→ **What is expected**
Copy every line, leaving nothing out and adding nothing.

→ **Provided data**
·····

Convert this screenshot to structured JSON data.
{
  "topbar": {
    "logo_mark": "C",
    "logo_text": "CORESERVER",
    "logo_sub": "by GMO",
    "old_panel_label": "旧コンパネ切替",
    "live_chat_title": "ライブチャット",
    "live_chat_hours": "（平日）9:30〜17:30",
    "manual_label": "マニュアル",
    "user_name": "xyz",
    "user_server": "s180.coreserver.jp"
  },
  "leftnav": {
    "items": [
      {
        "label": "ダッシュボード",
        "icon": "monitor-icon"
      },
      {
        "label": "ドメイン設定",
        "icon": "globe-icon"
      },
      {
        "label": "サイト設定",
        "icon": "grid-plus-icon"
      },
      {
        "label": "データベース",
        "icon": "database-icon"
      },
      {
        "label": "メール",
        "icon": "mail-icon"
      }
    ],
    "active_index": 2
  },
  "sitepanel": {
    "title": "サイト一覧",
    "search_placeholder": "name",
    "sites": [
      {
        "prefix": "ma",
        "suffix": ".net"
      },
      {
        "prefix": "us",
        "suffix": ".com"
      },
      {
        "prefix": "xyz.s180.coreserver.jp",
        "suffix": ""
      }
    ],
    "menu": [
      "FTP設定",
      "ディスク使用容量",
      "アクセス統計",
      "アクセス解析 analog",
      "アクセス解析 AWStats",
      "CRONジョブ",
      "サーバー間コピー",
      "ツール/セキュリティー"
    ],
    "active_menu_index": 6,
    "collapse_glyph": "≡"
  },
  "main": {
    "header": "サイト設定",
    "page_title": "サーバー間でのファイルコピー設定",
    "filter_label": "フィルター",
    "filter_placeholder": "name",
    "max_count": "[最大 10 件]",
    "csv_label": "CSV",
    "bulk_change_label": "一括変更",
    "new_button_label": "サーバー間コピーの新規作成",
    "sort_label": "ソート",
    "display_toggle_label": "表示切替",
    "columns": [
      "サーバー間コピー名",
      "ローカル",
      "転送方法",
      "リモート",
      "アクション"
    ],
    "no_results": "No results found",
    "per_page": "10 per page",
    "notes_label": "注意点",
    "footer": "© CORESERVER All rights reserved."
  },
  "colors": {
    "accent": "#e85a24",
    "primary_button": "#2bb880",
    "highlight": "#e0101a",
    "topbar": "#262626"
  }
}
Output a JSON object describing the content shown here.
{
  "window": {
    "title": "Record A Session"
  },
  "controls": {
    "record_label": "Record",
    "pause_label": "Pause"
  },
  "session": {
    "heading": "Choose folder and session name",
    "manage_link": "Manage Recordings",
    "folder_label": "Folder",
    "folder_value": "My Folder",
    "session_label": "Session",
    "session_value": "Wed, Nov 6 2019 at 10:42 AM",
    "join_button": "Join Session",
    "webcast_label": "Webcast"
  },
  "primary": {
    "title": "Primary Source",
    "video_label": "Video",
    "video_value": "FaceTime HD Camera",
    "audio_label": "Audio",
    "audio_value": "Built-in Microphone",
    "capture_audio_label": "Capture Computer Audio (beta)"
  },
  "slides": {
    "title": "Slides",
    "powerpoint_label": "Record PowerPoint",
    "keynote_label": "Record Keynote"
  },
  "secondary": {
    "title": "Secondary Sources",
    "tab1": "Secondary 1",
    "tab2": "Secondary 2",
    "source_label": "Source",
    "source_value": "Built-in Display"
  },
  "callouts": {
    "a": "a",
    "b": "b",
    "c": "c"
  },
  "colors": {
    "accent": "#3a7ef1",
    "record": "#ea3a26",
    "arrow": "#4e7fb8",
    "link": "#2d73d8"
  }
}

·····

→ **Response for this exercise**
Convert this screenshot to structured JSON data.
{
  "topbar": {
    "logo_mark": "C",
    "logo_text": "CORESERVER",
    "logo_sub": "by GMO",
    "old_panel_label": "旧コンパネ切替",
    "live_chat_title": "ライブチャット",
    "live_chat_hours": "（平日）9:30〜17:30",
    "manual_label": "マニュアル",
    "user_name": "xyz",
    "user_server": "s180.coreserver.jp"
  },
  "leftnav": {
    "items": [
      {
        "label": "ダッシュボード",
        "icon": "monitor-icon"
      },
      {
        "label": "ドメイン設定",
        "icon": "globe-icon"
      },
      {
        "label": "サイト設定",
        "icon": "grid-plus-icon"
      },
      {
        "label": "データベース",
        "icon": "database-icon"
      },
      {
        "label": "メール",
        "icon": "mail-icon"
      }
    ],
    "active_index": 2
  },
  "sitepanel": {
    "title": "サイト一覧",
    "search_placeholder": "name",
    "sites": [
      {
        "prefix": "ma",
        "suffix": ".net"
      },
      {
        "prefix": "us",
        "suffix": ".com"
      },
      {
        "prefix": "xyz.s180.coreserver.jp",
        "suffix": ""
      }
    ],
    "menu": [
      "FTP設定",
      "ディスク使用容量",
      "アクセス統計",
      "アクセス解析 analog",
      "アクセス解析 AWStats",
      "CRONジョブ",
      "サーバー間コピー",
      "ツール/セキュリティー"
    ],
    "active_menu_index": 6,
    "collapse_glyph": "≡"
  },
  "main": {
    "header": "サイト設定",
    "page_title": "サーバー間でのファイルコピー設定",
    "filter_label": "フィルター",
    "filter_placeholder": "name",
    "max_count": "[最大 10 件]",
    "csv_label": "CSV",
    "bulk_change_label": "一括変更",
    "new_button_label": "サーバー間コピーの新規作成",
    "sort_label": "ソート",
    "display_toggle_label": "表示切替",
    "columns": [
      "サーバー間コピー名",
      "ローカル",
      "転送方法",
      "リモート",
      "アクション"
    ],
    "no_results": "No results found",
    "per_page": "10 per page",
    "notes_label": "注意点",
    "footer": "© CORESERVER All rights reserved."
  },
  "colors": {
    "accent": "#e85a24",
    "primary_button": "#2bb880",
    "highlight": "#e0101a",
    "topbar": "#262626"
  }
}
Output a JSON object describing the content shown here.
{
  "window": {
    "title": "Record A Session"
  },
  "controls": {
    "record_label": "Record",
    "pause_label": "Pause"
  },
  "session": {
    "heading": "Choose folder and session name",
    "manage_link": "Manage Recordings",
    "folder_label": "Folder",
    "folder_value": "My Folder",
    "session_label": "Session",
    "session_value": "Wed, Nov 6 2019 at 10:42 AM",
    "join_button": "Join Session",
    "webcast_label": "Webcast"
  },
  "primary": {
    "title": "Primary Source",
    "video_label": "Video",
    "video_value": "FaceTime HD Camera",
    "audio_label": "Audio",
    "audio_value": "Built-in Microphone",
    "capture_audio_label": "Capture Computer Audio (beta)"
  },
  "slides": {
    "title": "Slides",
    "powerpoint_label": "Record PowerPoint",
    "keynote_label": "Record Keynote"
  },
  "secondary": {
    "title": "Secondary Sources",
    "tab1": "Secondary 1",
    "tab2": "Secondary 2",
    "source_label": "Source",
    "source_value": "Built-in Display"
  },
  "callouts": {
    "a": "a",
    "b": "b",
    "c": "c"
  },
  "colors": {
    "accent": "#3a7ef1",
    "record": "#ea3a26",
    "arrow": "#4e7fb8",
    "link": "#2d73d8"
  }
}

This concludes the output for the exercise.